⟨

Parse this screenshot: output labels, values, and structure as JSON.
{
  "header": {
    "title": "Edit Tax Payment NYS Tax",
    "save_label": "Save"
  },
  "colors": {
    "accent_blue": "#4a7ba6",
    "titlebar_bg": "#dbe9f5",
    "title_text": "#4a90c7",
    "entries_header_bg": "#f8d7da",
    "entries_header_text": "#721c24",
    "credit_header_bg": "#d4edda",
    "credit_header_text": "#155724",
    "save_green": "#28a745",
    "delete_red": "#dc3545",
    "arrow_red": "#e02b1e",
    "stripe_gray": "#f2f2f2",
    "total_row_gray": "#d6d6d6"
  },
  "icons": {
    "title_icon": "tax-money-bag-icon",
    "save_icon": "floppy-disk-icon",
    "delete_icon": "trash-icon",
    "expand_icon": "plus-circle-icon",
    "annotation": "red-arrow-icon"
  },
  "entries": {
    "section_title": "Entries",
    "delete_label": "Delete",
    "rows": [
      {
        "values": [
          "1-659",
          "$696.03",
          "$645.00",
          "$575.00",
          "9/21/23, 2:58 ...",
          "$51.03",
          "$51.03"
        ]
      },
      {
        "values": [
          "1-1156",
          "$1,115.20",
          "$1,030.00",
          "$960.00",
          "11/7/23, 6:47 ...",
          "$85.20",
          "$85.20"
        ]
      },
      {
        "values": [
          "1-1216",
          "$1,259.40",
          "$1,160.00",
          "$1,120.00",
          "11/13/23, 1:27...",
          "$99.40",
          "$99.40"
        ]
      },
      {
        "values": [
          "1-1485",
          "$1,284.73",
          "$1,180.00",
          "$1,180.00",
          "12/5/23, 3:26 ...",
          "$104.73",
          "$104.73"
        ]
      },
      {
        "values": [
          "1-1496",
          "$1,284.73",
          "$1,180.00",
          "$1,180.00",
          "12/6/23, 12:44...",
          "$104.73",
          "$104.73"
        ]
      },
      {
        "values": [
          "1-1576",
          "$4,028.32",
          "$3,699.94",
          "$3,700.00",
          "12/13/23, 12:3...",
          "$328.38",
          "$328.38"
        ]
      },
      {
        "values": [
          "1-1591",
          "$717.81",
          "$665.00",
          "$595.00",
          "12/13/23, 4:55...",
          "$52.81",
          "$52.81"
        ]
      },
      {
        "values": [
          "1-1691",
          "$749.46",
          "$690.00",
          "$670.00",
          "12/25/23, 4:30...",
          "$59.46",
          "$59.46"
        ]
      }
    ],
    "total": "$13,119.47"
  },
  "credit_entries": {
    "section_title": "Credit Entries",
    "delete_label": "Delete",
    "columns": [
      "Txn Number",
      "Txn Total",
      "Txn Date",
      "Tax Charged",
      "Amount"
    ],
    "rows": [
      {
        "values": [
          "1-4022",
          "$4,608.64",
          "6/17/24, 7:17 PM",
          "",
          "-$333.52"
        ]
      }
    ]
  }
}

⟩

▸ What is expected: Transcribe every entry exactly.

▸ Response to the task:
Parse this screenshot: output labels, values, and structure as JSON.
{
  "header": {
    "title": "Edit Tax Payment NYS Tax",
    "save_label": "Save"
  },
  "colors": {
    "accent_blue": "#4a7ba6",
    "titlebar_bg": "#dbe9f5",
    "title_text": "#4a90c7",
    "entries_header_bg": "#f8d7da",
    "entries_header_text": "#721c24",
    "credit_header_bg": "#d4edda",
    "credit_header_text": "#155724",
    "save_green": "#28a745",
    "delete_red": "#dc3545",
    "arrow_red": "#e02b1e",
    "stripe_gray": "#f2f2f2",
    "total_row_gray": "#d6d6d6"
  },
  "icons": {
    "title_icon": "tax-money-bag-icon",
    "save_icon": "floppy-disk-icon",
    "delete_icon": "trash-icon",
    "expand_icon": "plus-circle-icon",
    "annotation": "red-arrow-icon"
  },
  "entries": {
    "section_title": "Entries",
    "delete_label": "Delete",
    "rows": [
      {
        "values": [
          "1-659",
          "$696.03",
          "$645.00",
          "$575.00",
          "9/21/23, 2:58 ...",
          "$51.03",
          "$51.03"
        ]
      },
      {
        "values": [
          "1-1156",
          "$1,115.20",
          "$1,030.00",
          "$960.00",
          "11/7/23, 6:47 ...",
          "$85.20",
          "$85.20"
        ]
      },
      {
        "values": [
          "1-1216",
          "$1,259.40",
          "$1,160.00",
          "$1,120.00",
          "11/13/23, 1:27...",
          "$99.40",
          "$99.40"
        ]
      },
      {
        "values": [
          "1-1485",
          "$1,284.73",
          "$1,180.00",
          "$1,180.00",
          "12/5/23, 3:26 ...",
          "$104.73",
          "$104.73"
        ]
      },
      {
        "values": [
          "1-1496",
          "$1,284.73",
          "$1,180.00",
          "$1,180.00",
          "12/6/23, 12:44...",
          "$104.73",
          "$104.73"
        ]
      },
      {
        "values": [
          "1-1576",
          "$4,028.32",
          "$3,699.94",
          "$3,700.00",
          "12/13/23, 12:3...",
          "$328.38",
          "$328.38"
        ]
      },
      {
        "values": [
          "1-1591",
          "$717.81",
          "$665.00",
          "$595.00",
          "12/13/23, 4:55...",
          "$52.81",
          "$52.81"
        ]
      },
      {
        "values": [
          "1-1691",
          "$749.46",
          "$690.00",
          "$670.00",
          "12/25/23, 4:30...",
          "$59.46",
          "$59.46"
        ]
      }
    ],
    "total": "$13,119.47"
  },
  "credit_entries": {
    "section_title": "Credit Entries",
    "delete_label": "Delete",
    "columns": [
      "Txn Number",
      "Txn Total",
      "Txn Date",
      "Tax Charged",
      "Amount"
    ],
    "rows": [
      {
        "values": [
          "1-4022",
          "$4,608.64",
          "6/17/24, 7:17 PM",
          "",
          "-$333.52"
        ]
      }
    ]
  }
}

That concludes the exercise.